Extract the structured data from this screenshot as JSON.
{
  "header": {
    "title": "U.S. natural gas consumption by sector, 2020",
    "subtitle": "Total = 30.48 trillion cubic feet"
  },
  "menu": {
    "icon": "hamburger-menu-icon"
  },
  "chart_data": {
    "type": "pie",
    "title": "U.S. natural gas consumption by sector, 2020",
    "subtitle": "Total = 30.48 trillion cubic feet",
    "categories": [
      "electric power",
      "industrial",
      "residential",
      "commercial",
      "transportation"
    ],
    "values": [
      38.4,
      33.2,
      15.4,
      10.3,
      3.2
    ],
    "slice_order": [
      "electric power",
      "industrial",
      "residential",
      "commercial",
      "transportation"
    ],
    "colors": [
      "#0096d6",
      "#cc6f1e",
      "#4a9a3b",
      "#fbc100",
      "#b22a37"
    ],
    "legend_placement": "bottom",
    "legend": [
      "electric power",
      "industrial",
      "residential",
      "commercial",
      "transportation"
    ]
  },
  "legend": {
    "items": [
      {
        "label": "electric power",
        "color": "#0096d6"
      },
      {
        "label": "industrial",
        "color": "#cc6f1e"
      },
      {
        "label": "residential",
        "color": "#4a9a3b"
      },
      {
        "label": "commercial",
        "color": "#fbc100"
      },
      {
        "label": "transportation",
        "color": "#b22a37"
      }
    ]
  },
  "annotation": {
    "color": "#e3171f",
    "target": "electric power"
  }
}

Aim of the exercise
Extract each entry in full and write it down exactly.

Written solution
Extract the structured data from this screenshot as JSON.
{
  "header": {
    "title": "U.S. natural gas consumption by sector, 2020",
    "subtitle": "Total = 30.48 trillion cubic feet"
  },
  "menu": {
    "icon": "hamburger-menu-icon"
  },
  "chart_data": {
    "type": "pie",
    "title": "U.S. natural gas consumption by sector, 2020",
    "subtitle": "Total = 30.48 trillion cubic feet",
    "categories": [
      "electric power",
      "industrial",
      "residential",
      "commercial",
      "transportation"
    ],
    "values": [
      38.4,
      33.2,
      15.4,
      10.3,
      3.2
    ],
    "slice_order": [
      "electric power",
      "industrial",
      "residential",
      "commercial",
      "transportation"
    ],
    "colors": [
      "#0096d6",
      "#cc6f1e",
      "#4a9a3b",
      "#fbc100",
      "#b22a37"
    ],
    "legend_placement": "bottom",
    "legend": [
      "electric power",
      "industrial",
      "residential",
      "commercial",
      "transportation"
    ]
  },
  "legend": {
    "items": [
      {
        "label": "electric power",
        "color": "#0096d6"
      },
      {
        "label": "industrial",
        "color": "#cc6f1e"
      },
      {
        "label": "residential",
        "color": "#4a9a3b"
      },
      {
        "label": "commercial",
        "color": "#fbc100"
      },
      {
        "label": "transportation",
        "color": "#b22a37"
      }
    ]
  },
  "annotation": {
    "color": "#e3171f",
    "target": "electric power"
  }
}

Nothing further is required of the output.